─── MATERIAL TO PROCESS ───
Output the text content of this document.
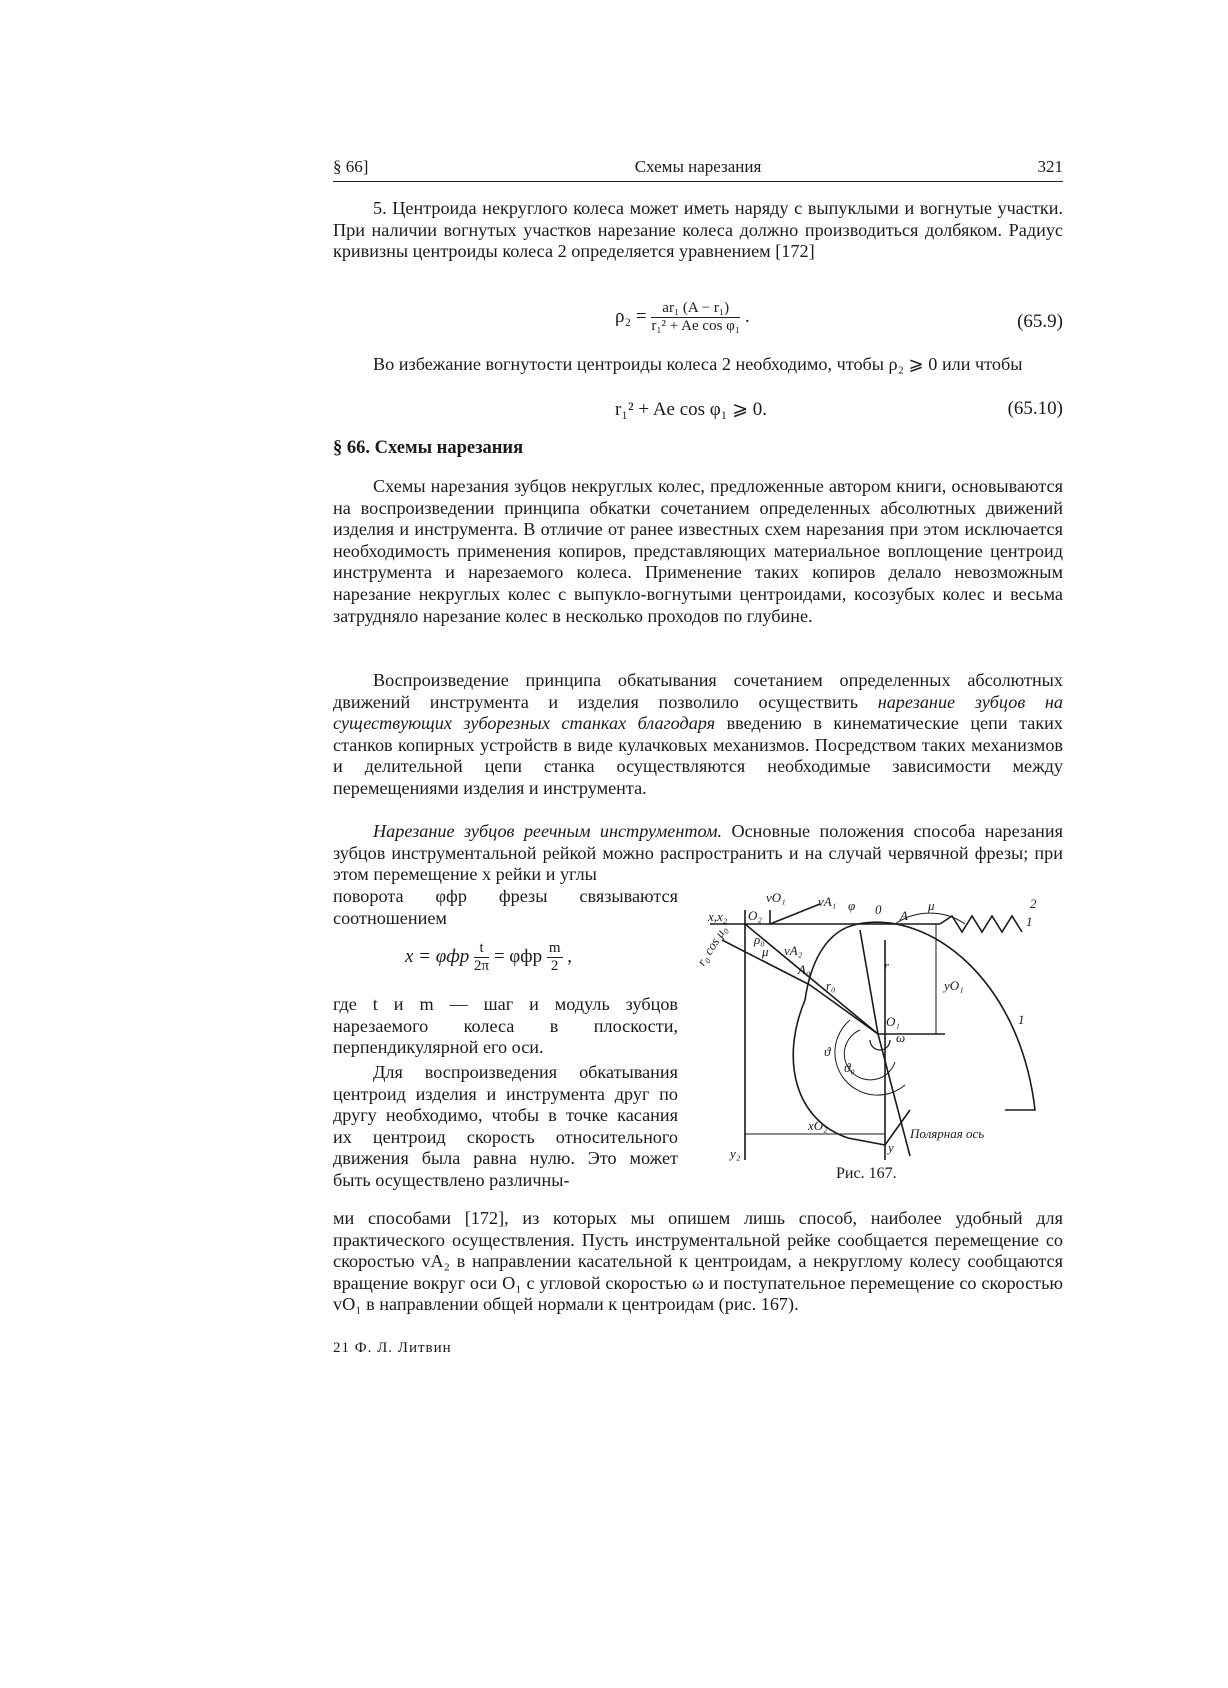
§ 66]	Схемы нарезания	321

5. Центроида некруглого колеса может иметь наряду с выпуклыми и вогнутые участки. При наличии вогнутых участков нарезание колеса должно производиться долбяком. Радиус кривизны центроиды колеса 2 определяется уравнением [172]

$\rho_2 = \frac{\text{ar₁ (A − r₁)}}{\text{r₁² + Ae cos φ₁}}$ .	(65.9)

Во избежание вогнутости центроиды колеса 2 необходимо, чтобы ρ₂ ⩾ 0 или чтобы

r₁² + Ae cos φ₁ ⩾ 0.	(65.10)
§ 66. Схемы нарезания

Схемы нарезания зубцов некруглых колес, предложенные автором книги, основываются на воспроизведении принципа обкатки сочетанием определенных абсолютных движений изделия и инструмента. В отличие от ранее известных схем нарезания при этом исключается необходимость применения копиров, представляющих материальное воплощение центроид инструмента и нарезаемого колеса. Применение таких копиров делало невозможным нарезание некруглых колес с выпукло-вогнутыми центроидами, косозубых колес и весьма затрудняло нарезание колес в несколько проходов по глубине.

Воспроизведение принципа обкатывания сочетанием определенных абсолютных движений инструмента и изделия позволило осуществить нарезание зубцов на существующих зуборезных станках благодаря введению в кинематические цепи таких станков копирных устройств в виде кулачковых механизмов. Посредством таких механизмов и делительной цепи станка осуществляются необходимые зависимости между перемещениями изделия и инструмента.

Нарезание зубцов реечным инструментом. Основные положения способа нарезания зубцов инструментальной рейкой можно распространить и на случай червячной фрезы; при этом перемещение x рейки и углы

поворота φфр фрезы связываются соотношением

x = φфр $\frac{t}{2\pi} = \varphi фр \frac{m}{2}$ ,

где t и m — шаг и модуль зубцов нарезаемого колеса в плоскости, перпендикулярной его оси.

Для воспроизведения обкатывания центроид изделия и инструмента друг по другу необходимо, чтобы в точке касания их центроид скорость относительного движения была равна нулю. Это может быть осуществлено различны-

ми способами [172], из которых мы опишем лишь способ, наиболее удобный для практического осуществления. Пусть инструментальной рейке сообщается перемещение со скоростью vA₂ в направлении касательной к центроидам, а некруглому колесу сообщаются вращение вокруг оси O₁ с угловой скоростью ω и поступательное перемещение со скоростью vO₁ в направлении общей нормали к центроидам (рис. 167).

x,x₂ O₂
vO₁ vA₁ φ 0 A
μ	2
1
1
r
yO₁
ρ₀
vA₂
μ
A₀
r₀
r₀ cos μ₀
O₁
ω
ϑ
ϑ₀
xO₂
y
y₂
Полярная ось
Рис. 167.
21 Ф. Л. Литвин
───
TO BE DONE »
Leave the pictures out and write out every entry exactly as given.

TASK RESPONSE »
Output the text content of this document.
§ 66]	Схемы нарезания	321

5. Центроида некруглого колеса может иметь наряду с выпуклыми и вогнутые участки. При наличии вогнутых участков нарезание колеса должно производиться долбяком. Радиус кривизны центроиды колеса 2 определяется уравнением [172]

$\rho_2 = \frac{\text{ar₁ (A − r₁)}}{\text{r₁² + Ae cos φ₁}}$ .	(65.9)

Во избежание вогнутости центроиды колеса 2 необходимо, чтобы ρ₂ ⩾ 0 или чтобы

r₁² + Ae cos φ₁ ⩾ 0.	(65.10)
§ 66. Схемы нарезания

Схемы нарезания зубцов некруглых колес, предложенные автором книги, основываются на воспроизведении принципа обкатки сочетанием определенных абсолютных движений изделия и инструмента. В отличие от ранее известных схем нарезания при этом исключается необходимость применения копиров, представляющих материальное воплощение центроид инструмента и нарезаемого колеса. Применение таких копиров делало невозможным нарезание некруглых колес с выпукло-вогнутыми центроидами, косозубых колес и весьма затрудняло нарезание колес в несколько проходов по глубине.

Воспроизведение принципа обкатывания сочетанием определенных абсолютных движений инструмента и изделия позволило осуществить нарезание зубцов на существующих зуборезных станках благодаря введению в кинематические цепи таких станков копирных устройств в виде кулачковых механизмов. Посредством таких механизмов и делительной цепи станка осуществляются необходимые зависимости между перемещениями изделия и инструмента.

Нарезание зубцов реечным инструментом. Основные положения способа нарезания зубцов инструментальной рейкой можно распространить и на случай червячной фрезы; при этом перемещение x рейки и углы

поворота φфр фрезы связываются соотношением

x = φфр $\frac{t}{2\pi} = \varphi фр \frac{m}{2}$ ,

где t и m — шаг и модуль зубцов нарезаемого колеса в плоскости, перпендикулярной его оси.

Для воспроизведения обкатывания центроид изделия и инструмента друг по другу необходимо, чтобы в точке касания их центроид скорость относительного движения была равна нулю. Это может быть осуществлено различны-

ми способами [172], из которых мы опишем лишь способ, наиболее удобный для практического осуществления. Пусть инструментальной рейке сообщается перемещение со скоростью vA₂ в направлении касательной к центроидам, а некруглому колесу сообщаются вращение вокруг оси O₁ с угловой скоростью ω и поступательное перемещение со скоростью vO₁ в направлении общей нормали к центроидам (рис. 167).

x,x₂ O₂
vO₁ vA₁ φ 0 A
μ	2
1
1
r
yO₁
ρ₀
vA₂
μ
A₀
r₀
r₀ cos μ₀
O₁
ω
ϑ
ϑ₀
xO₂
y
y₂
Полярная ось
Рис. 167.
21 Ф. Л. Литвин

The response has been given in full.